Problem details: Every line below that holds the string "name" should be copied out.
===== Material provided
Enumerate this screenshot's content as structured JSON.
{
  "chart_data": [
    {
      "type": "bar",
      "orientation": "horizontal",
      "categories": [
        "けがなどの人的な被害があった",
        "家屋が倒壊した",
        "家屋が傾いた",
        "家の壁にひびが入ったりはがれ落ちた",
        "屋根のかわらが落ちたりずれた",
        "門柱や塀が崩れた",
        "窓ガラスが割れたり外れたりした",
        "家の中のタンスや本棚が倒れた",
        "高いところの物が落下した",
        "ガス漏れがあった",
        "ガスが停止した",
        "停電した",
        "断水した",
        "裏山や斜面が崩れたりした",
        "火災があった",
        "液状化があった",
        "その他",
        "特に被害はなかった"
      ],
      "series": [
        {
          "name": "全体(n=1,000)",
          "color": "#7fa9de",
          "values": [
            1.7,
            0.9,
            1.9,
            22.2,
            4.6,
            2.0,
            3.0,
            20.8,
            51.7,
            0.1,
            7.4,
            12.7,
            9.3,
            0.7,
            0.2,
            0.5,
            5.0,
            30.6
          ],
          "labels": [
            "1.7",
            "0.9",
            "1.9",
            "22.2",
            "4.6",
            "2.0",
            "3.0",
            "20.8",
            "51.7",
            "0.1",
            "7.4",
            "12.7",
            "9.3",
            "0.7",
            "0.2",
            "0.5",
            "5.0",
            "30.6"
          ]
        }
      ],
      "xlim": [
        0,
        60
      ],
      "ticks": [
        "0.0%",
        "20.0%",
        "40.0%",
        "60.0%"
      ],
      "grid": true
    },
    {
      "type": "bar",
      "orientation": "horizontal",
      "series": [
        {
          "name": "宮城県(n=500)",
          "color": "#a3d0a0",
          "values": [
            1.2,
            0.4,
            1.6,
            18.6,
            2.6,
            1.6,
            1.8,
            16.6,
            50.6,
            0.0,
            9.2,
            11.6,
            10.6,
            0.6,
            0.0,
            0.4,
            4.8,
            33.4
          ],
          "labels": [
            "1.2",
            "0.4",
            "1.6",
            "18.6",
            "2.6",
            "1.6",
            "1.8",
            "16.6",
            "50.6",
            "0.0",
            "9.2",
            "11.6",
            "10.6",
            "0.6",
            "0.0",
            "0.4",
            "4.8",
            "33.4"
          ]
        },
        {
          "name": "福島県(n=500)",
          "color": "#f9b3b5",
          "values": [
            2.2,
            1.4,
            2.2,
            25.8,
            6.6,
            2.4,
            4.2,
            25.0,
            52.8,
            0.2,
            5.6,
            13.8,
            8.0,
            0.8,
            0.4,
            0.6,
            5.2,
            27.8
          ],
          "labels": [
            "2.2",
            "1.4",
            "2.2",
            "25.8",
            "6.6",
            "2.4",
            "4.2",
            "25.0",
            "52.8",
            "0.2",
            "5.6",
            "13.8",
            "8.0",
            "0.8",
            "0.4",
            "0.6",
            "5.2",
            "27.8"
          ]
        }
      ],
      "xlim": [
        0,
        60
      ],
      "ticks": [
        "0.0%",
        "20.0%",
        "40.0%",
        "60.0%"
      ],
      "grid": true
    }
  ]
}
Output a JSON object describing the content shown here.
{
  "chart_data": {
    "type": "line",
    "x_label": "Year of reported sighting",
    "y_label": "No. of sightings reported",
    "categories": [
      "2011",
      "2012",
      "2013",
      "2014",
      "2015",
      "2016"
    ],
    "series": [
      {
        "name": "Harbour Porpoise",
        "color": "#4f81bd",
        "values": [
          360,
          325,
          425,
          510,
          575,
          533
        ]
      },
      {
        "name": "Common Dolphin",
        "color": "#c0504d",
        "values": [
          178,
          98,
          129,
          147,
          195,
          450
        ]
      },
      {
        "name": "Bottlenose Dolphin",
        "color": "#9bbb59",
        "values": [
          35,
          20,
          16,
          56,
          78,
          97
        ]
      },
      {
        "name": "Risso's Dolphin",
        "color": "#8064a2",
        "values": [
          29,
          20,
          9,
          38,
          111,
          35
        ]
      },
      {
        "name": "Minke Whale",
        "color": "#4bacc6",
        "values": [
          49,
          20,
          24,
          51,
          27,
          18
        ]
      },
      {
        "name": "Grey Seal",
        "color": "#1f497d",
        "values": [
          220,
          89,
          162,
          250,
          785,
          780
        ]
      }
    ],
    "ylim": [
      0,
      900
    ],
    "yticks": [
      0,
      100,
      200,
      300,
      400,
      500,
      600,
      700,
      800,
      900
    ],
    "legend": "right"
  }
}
==========
Exercise solution:
          "name": "全体(n=1,000)",
          "name": "宮城県(n=500)",
          "name": "福島県(n=500)",
        "name": "Harbour Porpoise",
        "name": "Common Dolphin",
        "name": "Bottlenose Dolphin",
        "name": "Risso's Dolphin",
        "name": "Minke Whale",
        "name": "Grey Seal",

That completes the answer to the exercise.